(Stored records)
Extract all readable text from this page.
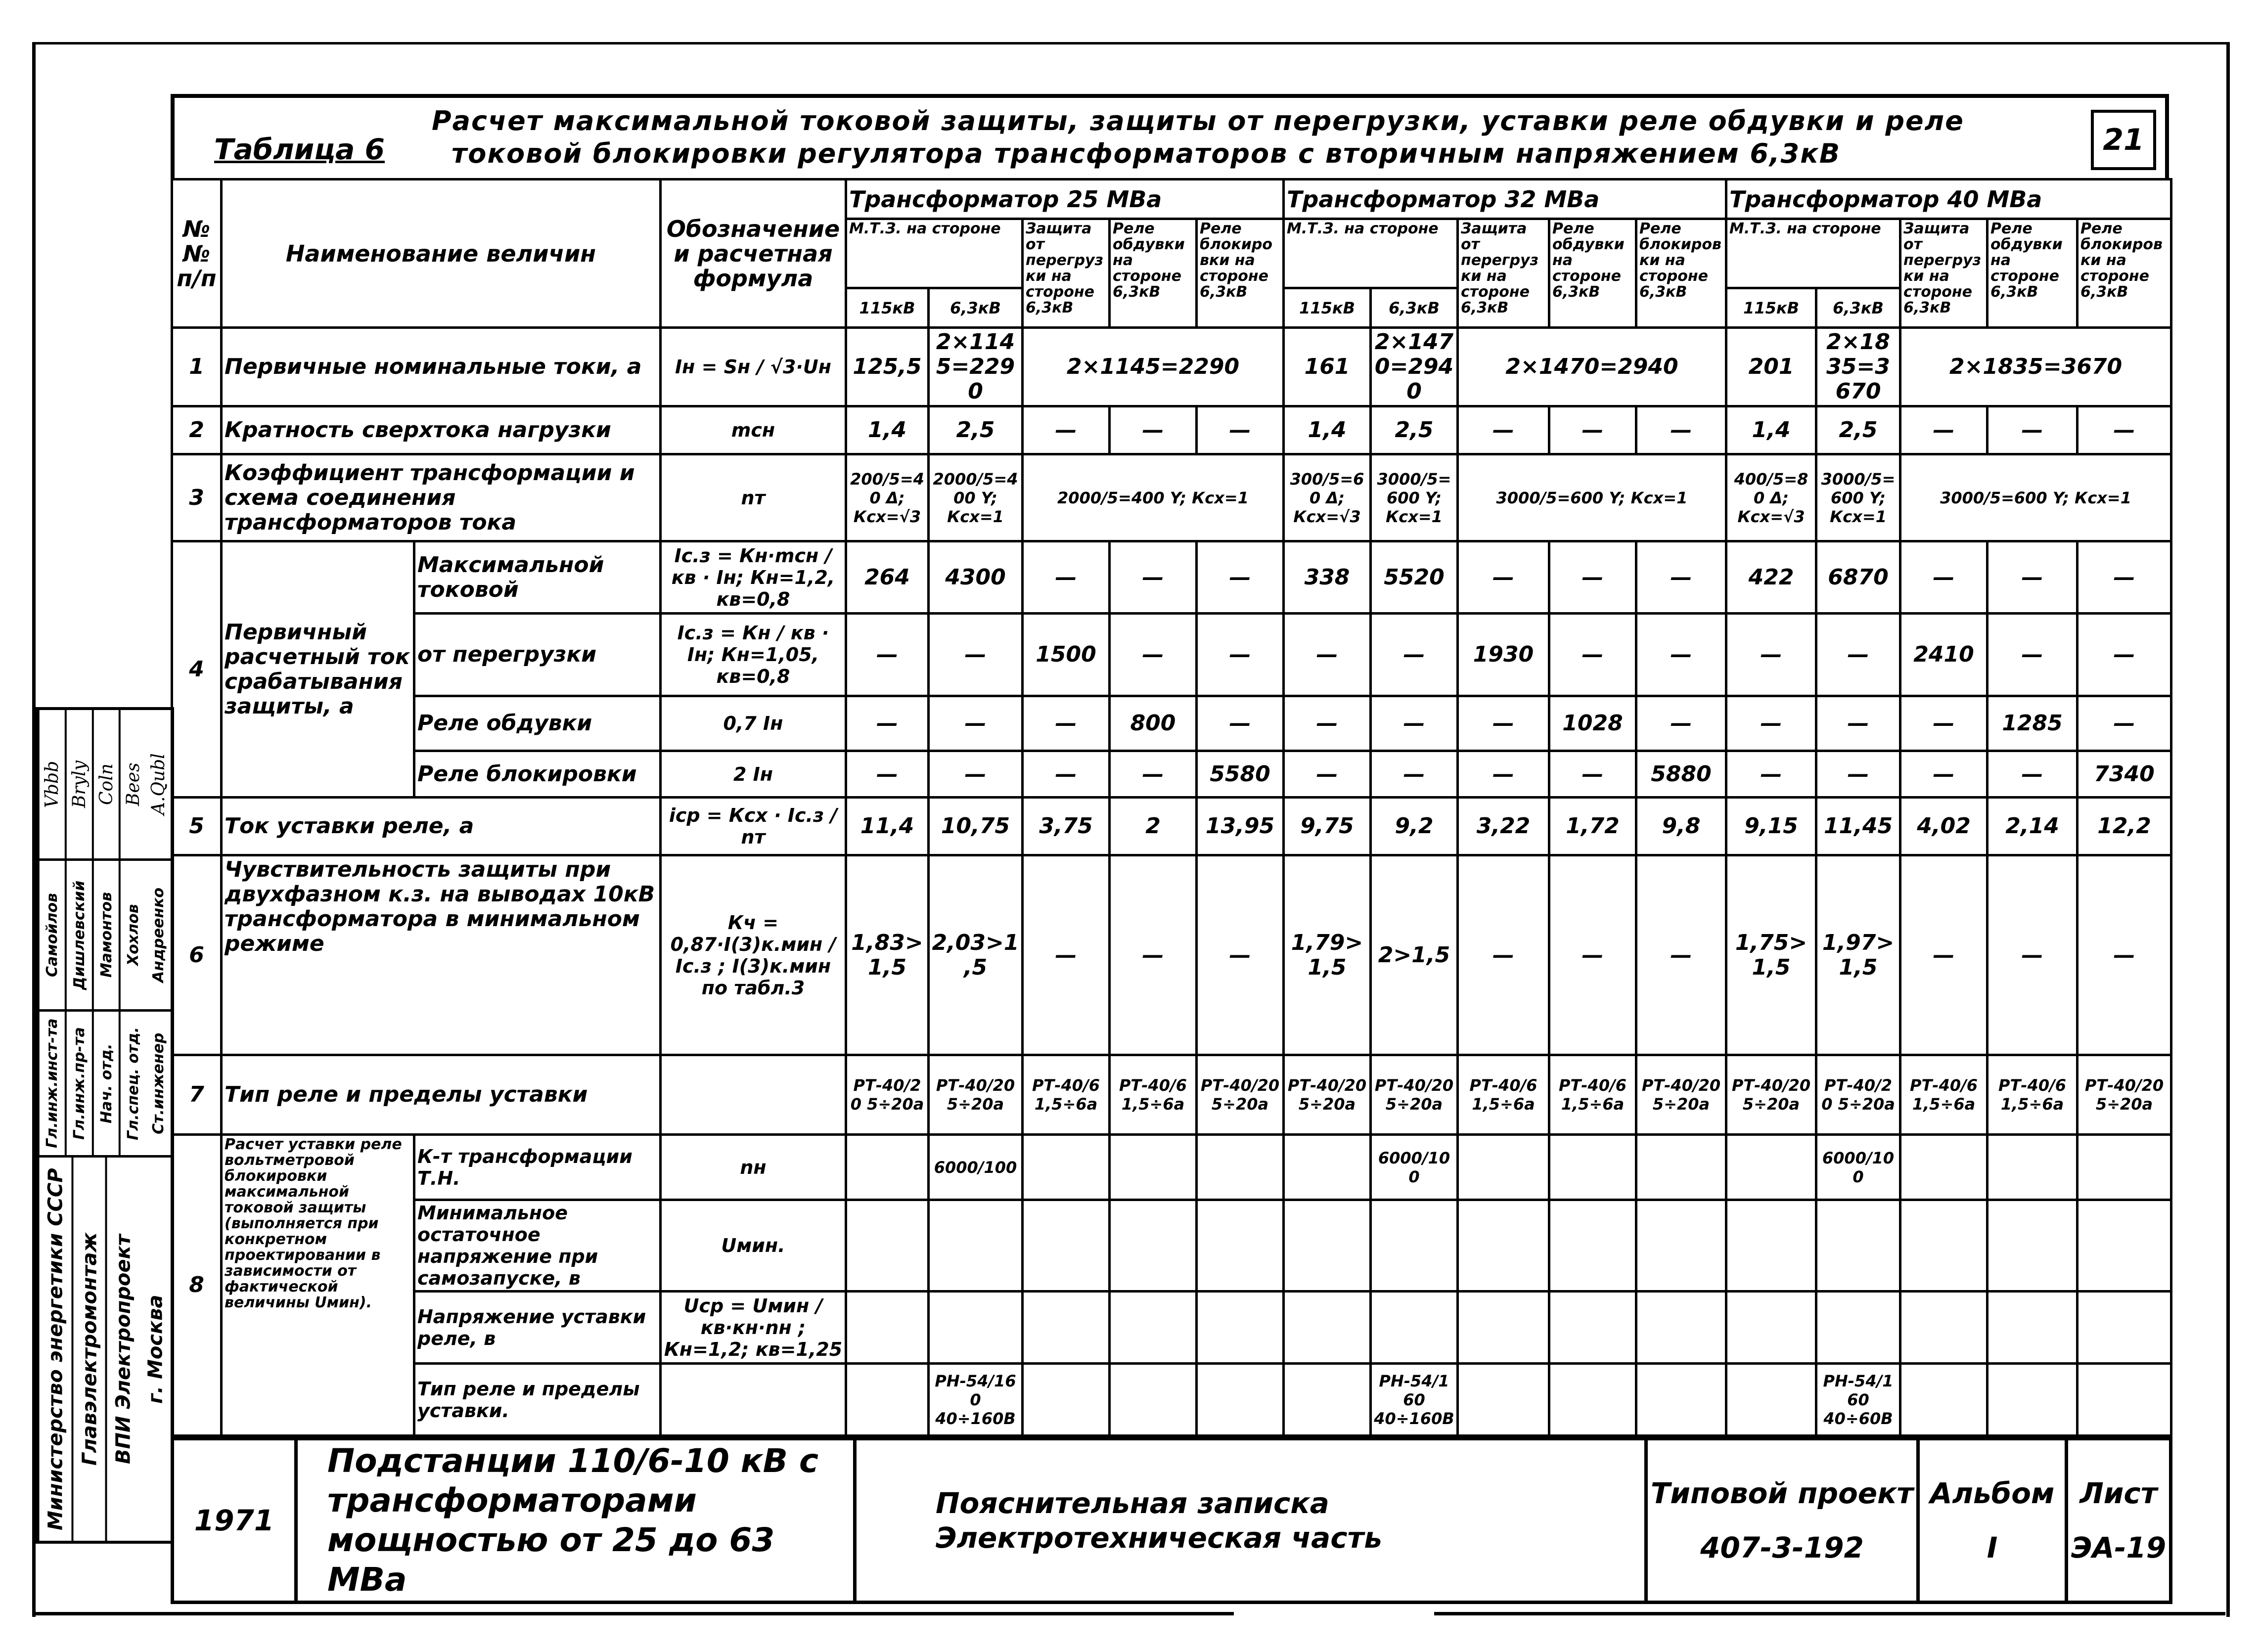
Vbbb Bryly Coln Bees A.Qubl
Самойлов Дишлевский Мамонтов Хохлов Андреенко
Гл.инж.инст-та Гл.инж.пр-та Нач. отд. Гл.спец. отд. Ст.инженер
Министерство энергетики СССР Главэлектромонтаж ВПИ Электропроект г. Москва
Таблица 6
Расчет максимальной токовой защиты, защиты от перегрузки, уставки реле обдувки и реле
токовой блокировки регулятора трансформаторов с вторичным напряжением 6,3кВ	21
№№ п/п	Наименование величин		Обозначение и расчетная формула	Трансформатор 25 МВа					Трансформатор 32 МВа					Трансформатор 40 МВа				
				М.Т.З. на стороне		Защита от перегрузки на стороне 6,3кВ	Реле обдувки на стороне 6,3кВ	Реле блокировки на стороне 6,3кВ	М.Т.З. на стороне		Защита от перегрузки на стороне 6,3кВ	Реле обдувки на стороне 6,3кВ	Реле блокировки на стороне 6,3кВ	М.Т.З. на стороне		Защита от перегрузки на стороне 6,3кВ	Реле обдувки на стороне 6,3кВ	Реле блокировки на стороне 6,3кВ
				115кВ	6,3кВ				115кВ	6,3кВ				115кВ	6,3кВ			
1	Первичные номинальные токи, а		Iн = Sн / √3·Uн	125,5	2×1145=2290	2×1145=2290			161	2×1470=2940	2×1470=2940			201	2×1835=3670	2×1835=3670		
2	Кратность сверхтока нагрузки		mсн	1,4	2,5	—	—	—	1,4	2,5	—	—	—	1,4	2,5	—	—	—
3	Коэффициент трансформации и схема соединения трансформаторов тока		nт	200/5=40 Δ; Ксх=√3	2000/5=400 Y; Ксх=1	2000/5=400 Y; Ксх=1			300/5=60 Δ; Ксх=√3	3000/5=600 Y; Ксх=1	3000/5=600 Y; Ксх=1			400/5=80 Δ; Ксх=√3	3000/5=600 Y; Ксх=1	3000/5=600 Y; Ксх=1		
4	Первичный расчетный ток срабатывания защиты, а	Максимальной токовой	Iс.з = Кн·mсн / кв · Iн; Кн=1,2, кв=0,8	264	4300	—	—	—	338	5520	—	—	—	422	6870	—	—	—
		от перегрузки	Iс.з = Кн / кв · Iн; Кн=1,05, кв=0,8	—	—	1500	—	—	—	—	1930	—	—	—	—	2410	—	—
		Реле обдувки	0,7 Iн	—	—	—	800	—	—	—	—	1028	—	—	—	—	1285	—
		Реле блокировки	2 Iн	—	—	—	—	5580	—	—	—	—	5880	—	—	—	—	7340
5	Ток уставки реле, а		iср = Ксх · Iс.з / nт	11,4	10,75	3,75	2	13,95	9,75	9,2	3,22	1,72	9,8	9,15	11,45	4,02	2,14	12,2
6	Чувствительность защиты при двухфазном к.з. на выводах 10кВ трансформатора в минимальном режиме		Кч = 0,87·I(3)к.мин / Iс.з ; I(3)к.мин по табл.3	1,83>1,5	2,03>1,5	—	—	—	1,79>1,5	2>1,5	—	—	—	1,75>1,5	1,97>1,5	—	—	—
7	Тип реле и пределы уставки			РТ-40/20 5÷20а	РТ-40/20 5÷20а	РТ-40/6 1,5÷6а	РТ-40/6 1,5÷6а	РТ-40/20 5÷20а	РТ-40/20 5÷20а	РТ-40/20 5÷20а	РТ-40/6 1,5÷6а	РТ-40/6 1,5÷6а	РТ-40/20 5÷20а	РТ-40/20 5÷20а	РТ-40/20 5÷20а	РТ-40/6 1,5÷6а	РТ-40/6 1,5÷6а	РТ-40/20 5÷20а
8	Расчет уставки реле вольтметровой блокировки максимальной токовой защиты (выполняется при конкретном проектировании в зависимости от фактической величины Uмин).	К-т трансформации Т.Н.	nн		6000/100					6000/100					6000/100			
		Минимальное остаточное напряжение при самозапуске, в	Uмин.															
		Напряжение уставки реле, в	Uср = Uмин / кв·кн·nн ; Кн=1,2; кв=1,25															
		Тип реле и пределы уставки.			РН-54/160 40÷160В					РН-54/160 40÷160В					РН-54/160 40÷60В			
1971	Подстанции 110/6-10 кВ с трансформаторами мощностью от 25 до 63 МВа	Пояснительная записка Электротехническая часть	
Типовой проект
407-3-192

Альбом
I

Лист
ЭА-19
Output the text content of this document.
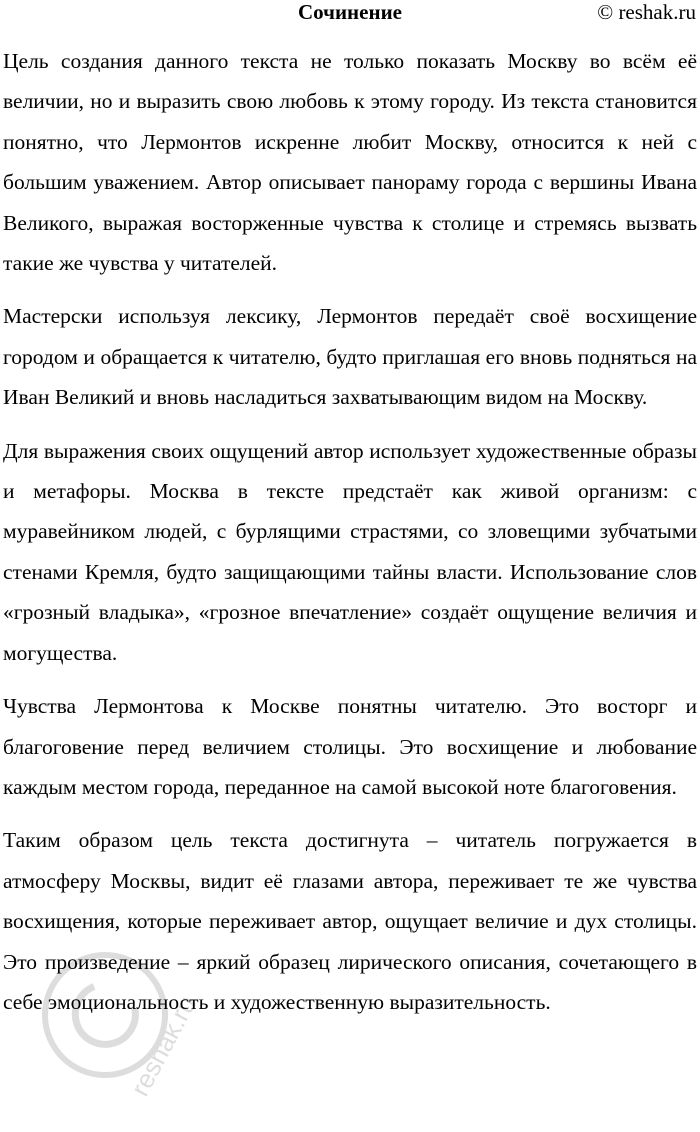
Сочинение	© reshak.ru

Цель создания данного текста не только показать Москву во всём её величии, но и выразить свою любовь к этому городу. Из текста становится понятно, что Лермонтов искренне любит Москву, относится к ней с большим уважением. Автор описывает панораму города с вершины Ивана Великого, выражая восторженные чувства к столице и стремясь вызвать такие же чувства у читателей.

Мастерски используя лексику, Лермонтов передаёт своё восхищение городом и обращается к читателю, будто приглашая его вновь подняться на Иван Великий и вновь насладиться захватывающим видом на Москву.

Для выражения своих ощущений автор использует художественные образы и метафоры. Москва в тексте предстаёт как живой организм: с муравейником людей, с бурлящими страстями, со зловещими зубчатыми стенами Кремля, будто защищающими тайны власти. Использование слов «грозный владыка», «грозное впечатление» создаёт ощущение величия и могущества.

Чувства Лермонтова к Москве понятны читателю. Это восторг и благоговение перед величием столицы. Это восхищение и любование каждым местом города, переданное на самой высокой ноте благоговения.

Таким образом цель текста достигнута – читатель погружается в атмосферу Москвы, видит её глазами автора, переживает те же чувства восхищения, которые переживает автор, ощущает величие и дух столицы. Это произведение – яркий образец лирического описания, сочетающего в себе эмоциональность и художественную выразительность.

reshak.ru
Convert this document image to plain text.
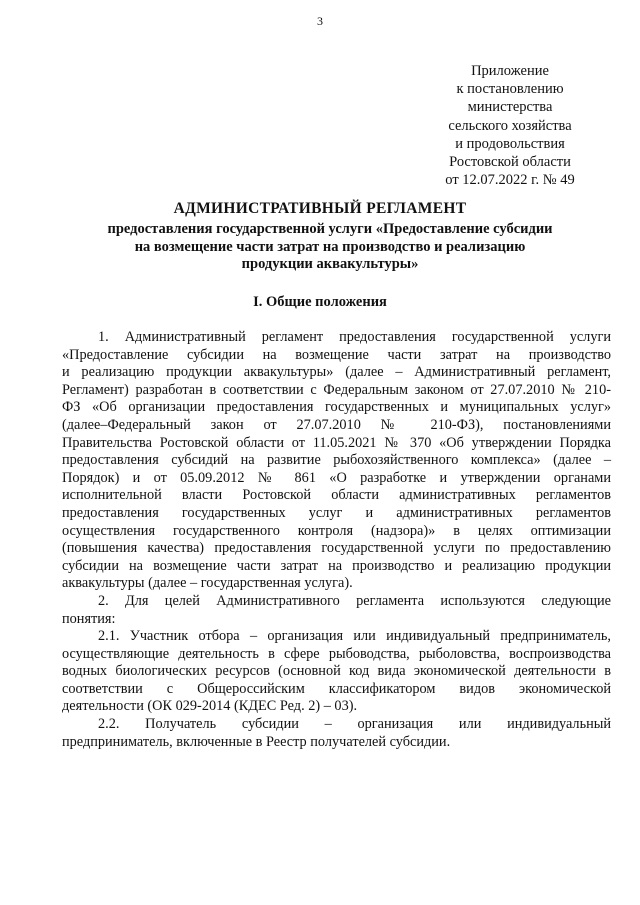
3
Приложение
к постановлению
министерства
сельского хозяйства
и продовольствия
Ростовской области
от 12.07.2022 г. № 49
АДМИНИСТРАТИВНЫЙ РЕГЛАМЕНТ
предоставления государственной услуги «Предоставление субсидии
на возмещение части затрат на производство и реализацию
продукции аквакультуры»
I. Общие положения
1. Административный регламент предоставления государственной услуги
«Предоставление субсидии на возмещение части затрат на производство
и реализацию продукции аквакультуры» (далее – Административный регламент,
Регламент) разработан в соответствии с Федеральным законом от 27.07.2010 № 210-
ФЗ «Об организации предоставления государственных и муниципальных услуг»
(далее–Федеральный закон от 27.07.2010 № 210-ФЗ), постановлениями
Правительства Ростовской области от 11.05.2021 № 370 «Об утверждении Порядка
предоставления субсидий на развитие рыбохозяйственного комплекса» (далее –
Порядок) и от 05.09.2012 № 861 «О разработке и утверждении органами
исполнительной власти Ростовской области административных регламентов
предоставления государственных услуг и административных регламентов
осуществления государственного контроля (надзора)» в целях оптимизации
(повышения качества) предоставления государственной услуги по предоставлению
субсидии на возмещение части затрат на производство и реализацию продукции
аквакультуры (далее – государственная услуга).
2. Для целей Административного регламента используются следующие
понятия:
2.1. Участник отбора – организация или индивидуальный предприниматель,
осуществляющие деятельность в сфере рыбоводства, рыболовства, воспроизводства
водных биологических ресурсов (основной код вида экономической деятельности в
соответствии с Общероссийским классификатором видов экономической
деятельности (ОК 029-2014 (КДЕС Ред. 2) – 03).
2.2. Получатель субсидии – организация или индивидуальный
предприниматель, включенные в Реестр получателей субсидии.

* Task description: Using the records above, pull out each line where the word "восхищение" occurs.

* The result:
Мастерски используя лексику, Лермонтов передаёт своё восхищение городом и обращается к читателю, будто приглашая его вновь подняться на Иван Великий и вновь насладиться захватывающим видом на Москву.
Чувства Лермонтова к Москве понятны читателю. Это восторг и благоговение перед величием столицы. Это восхищение и любование каждым местом города, переданное на самой высокой ноте благоговения.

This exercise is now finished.